Among the lines below, how many carry the string "detached"? Reply with a number and nothing else.

▶ [Entries shown]
■ ■ ■

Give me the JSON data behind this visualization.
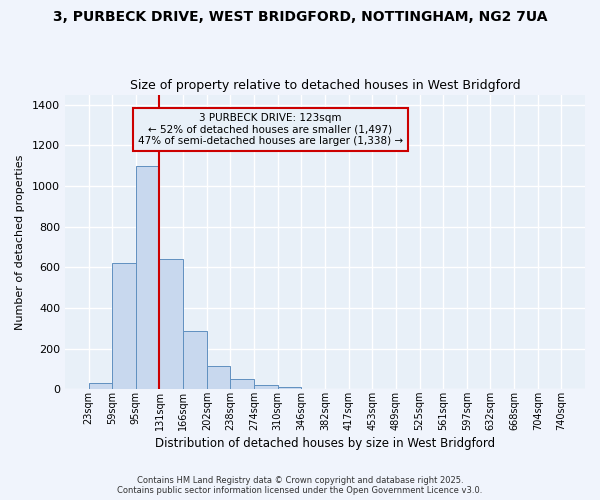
{
  "title_line1": "3, PURBECK DRIVE, WEST BRIDGFORD, NOTTINGHAM, NG2 7UA",
  "title_line2": "Size of property relative to detached houses in West Bridgford",
  "xlabel": "Distribution of detached houses by size in West Bridgford",
  "ylabel": "Number of detached properties",
  "bin_edges": [
    23,
    59,
    95,
    131,
    167,
    203,
    239,
    275,
    311,
    347,
    383,
    419,
    455,
    491,
    527,
    563,
    599,
    635,
    671,
    707,
    743
  ],
  "bar_heights": [
    30,
    620,
    1100,
    640,
    285,
    115,
    50,
    20,
    10,
    0,
    0,
    0,
    0,
    0,
    0,
    0,
    0,
    0,
    0,
    0
  ],
  "bar_color": "#c8d8ee",
  "bar_edge_color": "#6090c0",
  "background_color": "#f0f4fc",
  "plot_bg_color": "#e8f0f8",
  "grid_color": "#ffffff",
  "red_line_x": 131,
  "red_line_color": "#cc0000",
  "ylim": [
    0,
    1450
  ],
  "yticks": [
    0,
    200,
    400,
    600,
    800,
    1000,
    1200,
    1400
  ],
  "annotation_text": "3 PURBECK DRIVE: 123sqm\n← 52% of detached houses are smaller (1,497)\n47% of semi-detached houses are larger (1,338) →",
  "annotation_box_color": "#cc0000",
  "footer_line1": "Contains HM Land Registry data © Crown copyright and database right 2025.",
  "footer_line2": "Contains public sector information licensed under the Open Government Licence v3.0.",
  "tick_labels": [
    "23sqm",
    "59sqm",
    "95sqm",
    "131sqm",
    "166sqm",
    "202sqm",
    "238sqm",
    "274sqm",
    "310sqm",
    "346sqm",
    "382sqm",
    "417sqm",
    "453sqm",
    "489sqm",
    "525sqm",
    "561sqm",
    "597sqm",
    "632sqm",
    "668sqm",
    "704sqm",
    "740sqm"
  ]
}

■ ■ ■

▶ [Full response]
4